十番虫合絵巻

作品について

このページでは、「十番虫合絵巻」とその所蔵機関、関連書籍について紹介する。

古典知の凝縮された『十番虫合絵巻』の魅力|盛田帝子

(以下は『江戸の王朝文化復興』からの抜粋です。)

1 江戸での虫聴(むしきき)の流行と「十番虫合」

 さて、この解題では、天明2年(1782)8月に隅田川のほとりの木母寺(もくぼじ)で行われた「十番虫合」を取り上げる。この催しは、参加者が、古典テクストを出典とする世界観を洲浜の上に造り、鈴虫・松虫を鳴かせて、和歌と虫の鳴き声を競った王朝復古的物合である。京都では、堀河天皇の時代から、殿上人が野外に出て虫を採集し虫籠に入れて宮中に奉った「虫えらみ」という遊びがあったが、この頃の江戸でも、鈴虫・松虫などを虫籠に入れて売り歩く虫売りが現れ、秋の夕方、鈴虫・松虫などの声を愛でるために御座(ござ)や酒を携えて名所を訪れる「虫聴」が流行していた。 このような虫ブームの中、景雄たちとは別に、8月14日に、隅田川の堤で「虫聴」を行い、木下長嘯子「諸虫歌あはせ」に倣って恋の心を虫に寄せて詠んだ狂歌作者たちがいた。彼らの催しは、天明8年(1788)に喜多川歌麿画・宿屋飯盛(石川雅望)編『画本虫撰(えほんむしえらみ)』2巻2冊として出版されたが、『画本虫撰』は虫類に季節の草花を添えて描いた多色摺り絵本で、虫を題に詠んだ狂歌合わせの形式をとっている。「虫聴」の催しが行われたのは天明6年(1786)以前で、俗文壇の催しとしての出版ではあるが、天明2年(1782)8月に景雄グループが隅田川沿いで行った雅びな催し「十番虫合」、またこの催しを彩色画と和文・和歌で記録した『十番虫合絵巻』の影響を受けている可能性がある。
 このように、当時の江戸の俗文壇にも影響を与えた可能性のある「十番虫合」の催しを、ここではホノルル美術館所蔵『十番虫合絵巻』から繙いてゆく。

---*---

▸ **目標**:
1 - 記録のうち、"Text: Br: Br (386, 116, 407, 133)"を含む行から記録の最後の行までを、その両端も含めて一字一句変えずに複製してください。画像は答えに入れないでください。
2 - 十番虫合絵巻についての本文を、最後の文の後から引き継いで書き進めてください。
以下の記録は本文とは無関係だ。

▸ **入力行**:

---*---

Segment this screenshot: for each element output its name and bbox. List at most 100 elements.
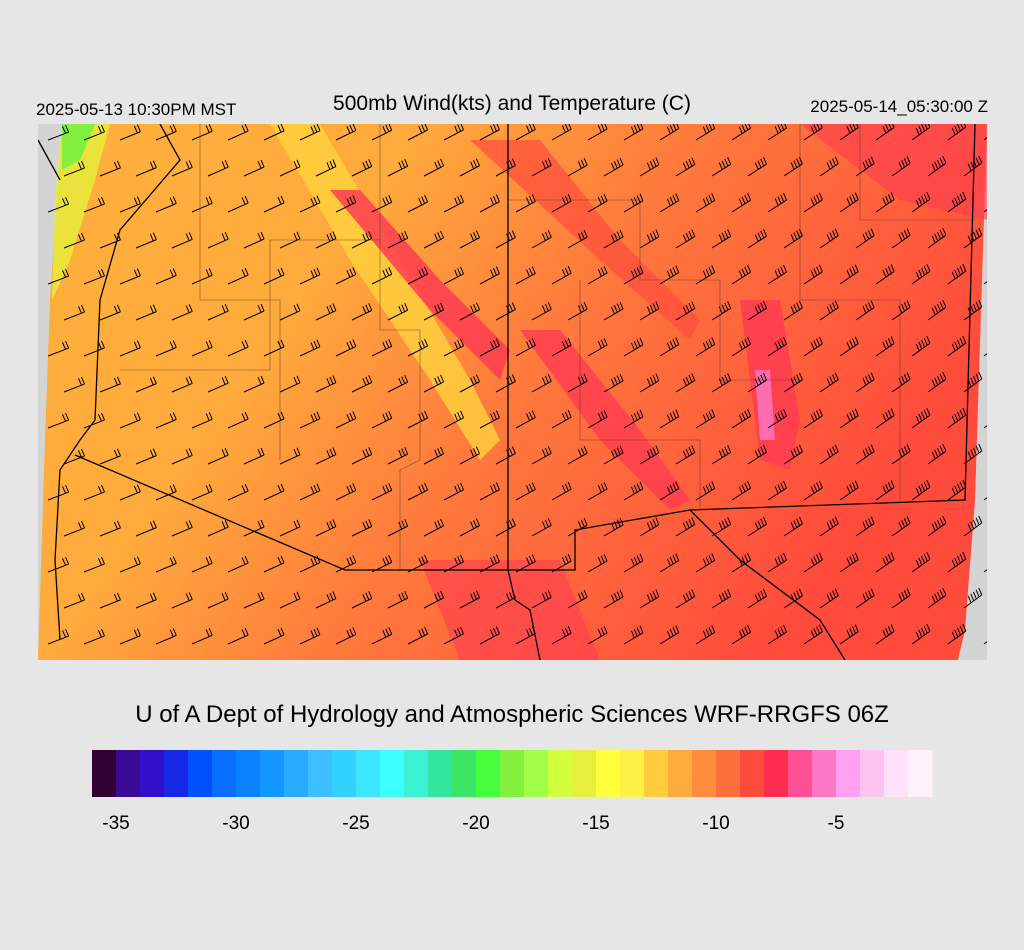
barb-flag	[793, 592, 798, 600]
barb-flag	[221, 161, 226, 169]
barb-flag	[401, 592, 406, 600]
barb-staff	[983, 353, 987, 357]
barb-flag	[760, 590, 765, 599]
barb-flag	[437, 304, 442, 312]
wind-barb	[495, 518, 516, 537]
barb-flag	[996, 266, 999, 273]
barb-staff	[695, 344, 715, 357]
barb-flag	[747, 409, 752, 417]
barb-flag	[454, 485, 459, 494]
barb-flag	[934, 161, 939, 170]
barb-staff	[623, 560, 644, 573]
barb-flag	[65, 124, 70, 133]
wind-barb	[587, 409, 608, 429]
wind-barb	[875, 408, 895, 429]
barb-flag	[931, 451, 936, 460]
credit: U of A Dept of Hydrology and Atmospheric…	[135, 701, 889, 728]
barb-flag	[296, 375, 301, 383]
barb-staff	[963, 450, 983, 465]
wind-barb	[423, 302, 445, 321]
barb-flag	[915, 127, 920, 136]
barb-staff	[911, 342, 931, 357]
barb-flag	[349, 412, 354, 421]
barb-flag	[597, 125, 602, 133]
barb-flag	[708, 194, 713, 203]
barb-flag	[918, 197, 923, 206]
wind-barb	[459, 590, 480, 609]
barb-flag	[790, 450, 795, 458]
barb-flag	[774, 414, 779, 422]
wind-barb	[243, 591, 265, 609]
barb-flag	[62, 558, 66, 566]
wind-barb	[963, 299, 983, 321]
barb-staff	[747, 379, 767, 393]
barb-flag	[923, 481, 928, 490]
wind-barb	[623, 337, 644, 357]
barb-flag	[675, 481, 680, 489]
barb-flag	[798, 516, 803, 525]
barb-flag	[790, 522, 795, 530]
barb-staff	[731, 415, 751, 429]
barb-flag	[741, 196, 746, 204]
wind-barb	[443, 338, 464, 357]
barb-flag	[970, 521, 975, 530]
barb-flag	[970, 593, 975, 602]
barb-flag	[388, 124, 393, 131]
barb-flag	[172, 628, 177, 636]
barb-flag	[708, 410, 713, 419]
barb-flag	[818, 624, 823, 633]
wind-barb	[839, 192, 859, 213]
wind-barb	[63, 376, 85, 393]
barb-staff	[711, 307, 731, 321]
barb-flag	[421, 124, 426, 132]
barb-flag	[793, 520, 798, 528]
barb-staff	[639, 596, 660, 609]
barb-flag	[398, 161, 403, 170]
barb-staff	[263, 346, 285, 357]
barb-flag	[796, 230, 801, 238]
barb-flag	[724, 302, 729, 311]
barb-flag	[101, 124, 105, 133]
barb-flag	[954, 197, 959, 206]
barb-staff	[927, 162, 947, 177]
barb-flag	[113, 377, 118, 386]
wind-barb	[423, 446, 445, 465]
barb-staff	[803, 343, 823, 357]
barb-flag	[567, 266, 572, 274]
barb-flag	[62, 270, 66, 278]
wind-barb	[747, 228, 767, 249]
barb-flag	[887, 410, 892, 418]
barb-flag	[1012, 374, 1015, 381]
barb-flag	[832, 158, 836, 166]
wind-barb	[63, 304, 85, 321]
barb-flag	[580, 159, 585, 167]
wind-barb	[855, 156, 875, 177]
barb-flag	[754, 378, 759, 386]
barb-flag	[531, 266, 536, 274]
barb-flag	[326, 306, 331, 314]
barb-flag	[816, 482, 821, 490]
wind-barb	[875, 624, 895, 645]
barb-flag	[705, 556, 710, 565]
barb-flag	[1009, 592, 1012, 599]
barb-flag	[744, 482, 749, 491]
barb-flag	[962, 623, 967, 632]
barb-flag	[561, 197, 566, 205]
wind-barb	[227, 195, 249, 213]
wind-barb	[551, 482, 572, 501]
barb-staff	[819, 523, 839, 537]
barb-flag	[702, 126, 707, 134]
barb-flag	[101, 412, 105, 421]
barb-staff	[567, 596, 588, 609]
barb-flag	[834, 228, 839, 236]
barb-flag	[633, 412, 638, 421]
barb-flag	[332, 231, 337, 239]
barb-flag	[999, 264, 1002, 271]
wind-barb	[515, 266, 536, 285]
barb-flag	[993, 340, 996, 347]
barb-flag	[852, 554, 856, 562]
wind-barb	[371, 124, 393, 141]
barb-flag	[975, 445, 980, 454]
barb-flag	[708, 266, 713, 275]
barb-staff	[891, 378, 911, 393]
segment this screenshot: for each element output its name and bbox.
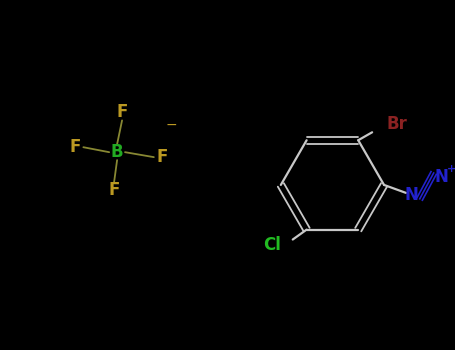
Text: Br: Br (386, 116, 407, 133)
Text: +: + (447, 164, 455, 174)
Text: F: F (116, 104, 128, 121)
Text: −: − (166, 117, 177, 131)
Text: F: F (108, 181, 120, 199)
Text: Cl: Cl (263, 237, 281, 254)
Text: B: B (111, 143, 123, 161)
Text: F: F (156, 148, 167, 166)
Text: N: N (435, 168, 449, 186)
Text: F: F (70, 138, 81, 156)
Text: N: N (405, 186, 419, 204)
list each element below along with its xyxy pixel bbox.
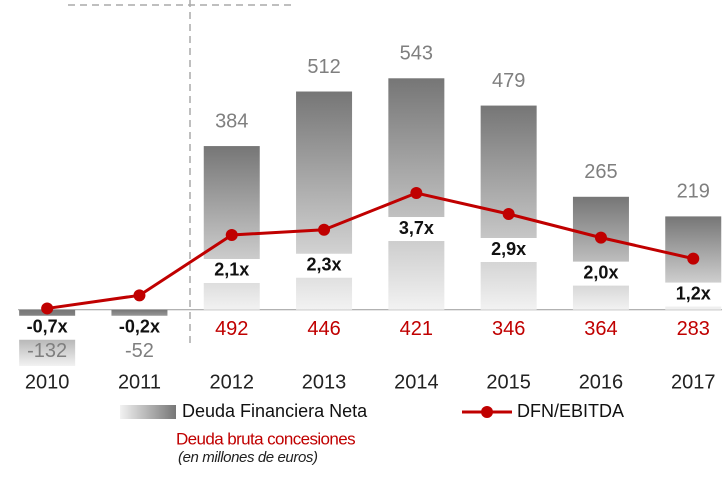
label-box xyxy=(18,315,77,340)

---*---

▸ **最終結果**:
1 -
Text: Br: Br (386, 116, 407, 133)
Text: +: + (447, 164, 455, 174)
Text: F: F (116, 104, 128, 121)
Text: −: − (166, 117, 177, 131)
Text: F: F (108, 181, 120, 199)
Text: Cl: Cl (263, 237, 281, 254)
Text: B: B (111, 143, 123, 161)
Text: F: F (156, 148, 167, 166)
Text: N: N (435, 168, 449, 186)
Text: F: F (70, 138, 81, 156)
Text: N: N (405, 186, 419, 204)
list each element below along with its xyxy pixel bbox.
label-box xyxy=(18,315,77,340)

2 -
2 王朝古典を主な典拠とする「十番虫合」と概要

 三島景雄の跋文によれば、「十番虫合」の催しは、天明2年(1782)8月10日過ぎに隅田川のほとりの木母寺で行われた。主催者は幕府旗本であった源(川村)蔭政。参加者は各番2名ずつで男女合わせて20名。大名、旗本、幕府御用達商人や医師、職人などの男性歌人に女性歌人も含め、身分の上下に関係なく同座しての催しであった(本サイト「人物解題」参照)。幕府御用達の呉服商であった三島景雄は、先に述べたように、江戸にありながら、宝暦8年(1758)7月、有栖川宮職仁親王に入門し(宮内庁書陵部所蔵マイクロフィルム『入木門人帖〔寛延二―明和六〕有栖川宮家』ネガ番号130)、関東の歌目代として、江戸の有栖川宮門人を束ねるという位置にあった歌人で、安永8年(1779)「扇合」、天明元年(1781)「後度扇合」、「前栽合」、天明2年(1782)「十番虫合」、天明4年(1784)「春秋のあらそひ」、天明6年(1786)「ふみ合」に参加しており、物合再興の中心人物で、明和9年(1780)に江戸に下向した季鷹の庇護者でもあった。季鷹は歌の判者を務めているが、参加者20名の内、季鷹の邸宅の義慣亭で行われた月次(つきなみ)歌会(天明元年~7年)に参加していた歌人は12名にも及ぶ。また、虫の判者の加藤千蔭も景雄や季鷹と親しい。このように、参加者の構成をみると、「十番虫合」の催しは、季鷹と季鷹の庇護者で『十番虫合絵巻』を作成した景雄の人的交流を中心に、三河国刈谷藩主の土井利徳といった主賓を迎えて行われた物合だったといえる。
 景雄の跋文によれば、当日は大変よく晴れて耐えがたい暑さだったが、20人の男女が、左方と右方に分かれて、左方は鈴虫にちなむ洲浜に鈴虫の歌を添え、右方は松虫にちなむ洲浜に松虫の歌を添えて勝ち負けを競った。本文と絵からは、洲浜がいずれも職人の高い技術に裏付けられた豪華絢爛な作りで、洲浜の上に薄や萩などの草花を生やし、生きた鈴虫や松虫を鳴かせていることがわかる。洲浜を造るのに多大な費用と時間が要されたことが推察されるので、歌も当日の即詠ではなく、あらかじめ詠まれていたものであろう。日が暮れる頃になると風が涼しく吹いて、秋の月の光も隅々まで行き渡ったころ、参加者は、それぞれ木母寺の端の方に出て酒を飲みながら、咲き出したばかりの庭の萩の花や華やかに鳴きかわしている虫の声を楽しんだようだ。
 ところで、このように男女が同座し、庭には萩の花が咲いて虫が鳴き、参加者は洲浜に歌を付けて出す。その洲浜の上には薄や萩や紫苑などの秋草を生やし、生きた鈴虫や松虫が鳴いているという「十番虫合」の催しの趣向は、何を出典としているのだろうか。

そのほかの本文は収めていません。